• **AUSGEWÄHLTE PASSAGE**:
══════════

Ein kritischer Muslim wie Ednan Aslan hält das Ergebnis für unbefriedigend (vgl. Seite 21). Wer aber als Nichtmuslim, vor allem als Christ nach "Grundlagen für den Dialog“ (so einer der Untertitel des Buches) sucht, wird gut bedient. Die Geschichte des Islamgesetzes und der Entstehung der IGGiÖ gehört zum grundlegenden Wissen, das ein wacher Zeitgenosse haben sollte. Das Buch hilft hier kompetent, die religionspolitischen Entwicklungen in Österreich zu verstehen. Auch die theologischen Zugänge weiten den Horizont: Man kann zwar auf christlicher wie auch auf muslimischer Seite genügend Verhärtungen finden, die den Dialog obsolet scheinen lassen; doch wer sich darauf einlässt, wird über die im Buch angerissenen Möglichkeiten froh sein. Dazu dient auch die kursorische Darstellung von Glaube, Recht, Praxis und Strömungen (global und lokal) des Islam.

Ein Buch von drei Nichtmuslimen - aber gerade für andere Nichtmuslime eine Fundgrube zum Verstehen. Ednan Aslans Kritik, dass hier einmal mehr andere über Muslime schreiben, kann als Appell verstanden werden, dass sich mehr und mehr Muslime der Vermittlung ihrer Welt auch in Buchform annehmen. Solchem Wunsch kann man sich nur anschließen.

══════════

• **AUSZUG DATENSATZ**:

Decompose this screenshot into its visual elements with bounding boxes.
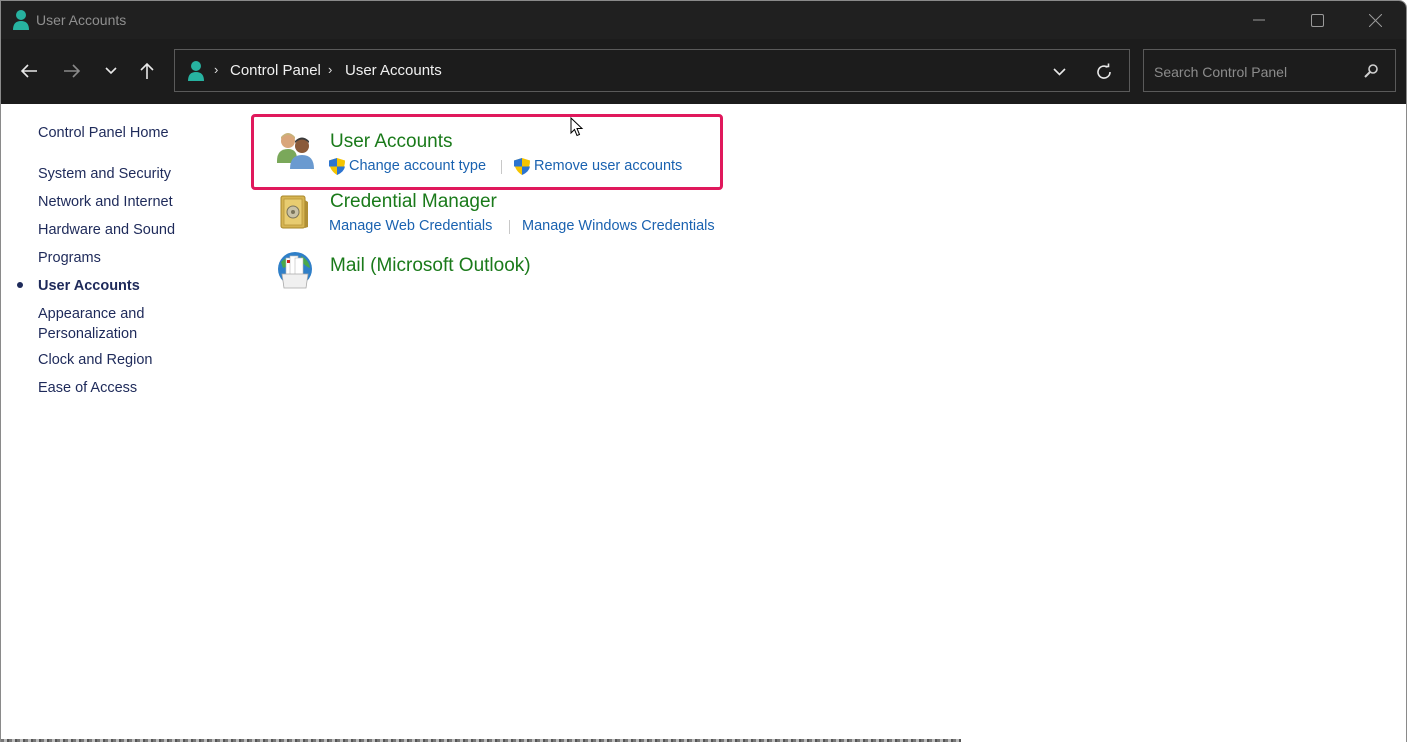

══════════

• **AUFGABEN**:
1. Fassen Sie den Absatz der ausgewählten Passage, der mit „Ein Buch von drei Nichtmuslimen“ beginnt, kürzer zusammen und behalten Sie dabei seine wesentlichen Aussagen bei.
2. Welcher Untertitel des Buches wird in der ausgewählten Passage zitiert?
3. Geben Sie aus der ausgewählten Passage den Abschnitt wortgetreu wieder, beginnend bei „Ein kritischer Muslim“ und endend bei „lokal) des Islam.“.

• **SCHRIFTLICHE ANTWORTEN**:
1. Das Buch stammt von drei Nichtmuslimen, ist aber gerade für Nichtmuslime eine Fundgrube zum Verstehen. Ednan Aslans Kritik, dass wieder einmal andere über Muslime schreiben, lässt sich als Aufruf verstehen, dass Muslime ihre Welt zunehmend selbst in Büchern vermitteln. Diesem Wunsch kann man sich nur anschließen.

2. „Grundlagen für den Dialog“

3.
Ein kritischer Muslim wie Ednan Aslan hält das Ergebnis für unbefriedigend (vgl. Seite 21). Wer aber als Nichtmuslim, vor allem als Christ nach "Grundlagen für den Dialog“ (so einer der Untertitel des Buches) sucht, wird gut bedient. Die Geschichte des Islamgesetzes und der Entstehung der IGGiÖ gehört zum grundlegenden Wissen, das ein wacher Zeitgenosse haben sollte. Das Buch hilft hier kompetent, die religionspolitischen Entwicklungen in Österreich zu verstehen. Auch die theologischen Zugänge weiten den Horizont: Man kann zwar auf christlicher wie auch auf muslimischer Seite genügend Verhärtungen finden, die den Dialog obsolet scheinen lassen; doch wer sich darauf einlässt, wird über die im Buch angerissenen Möglichkeiten froh sein. Dazu dient auch die kursorische Darstellung von Glaube, Recht, Praxis und Strömungen (global und lokal) des Islam.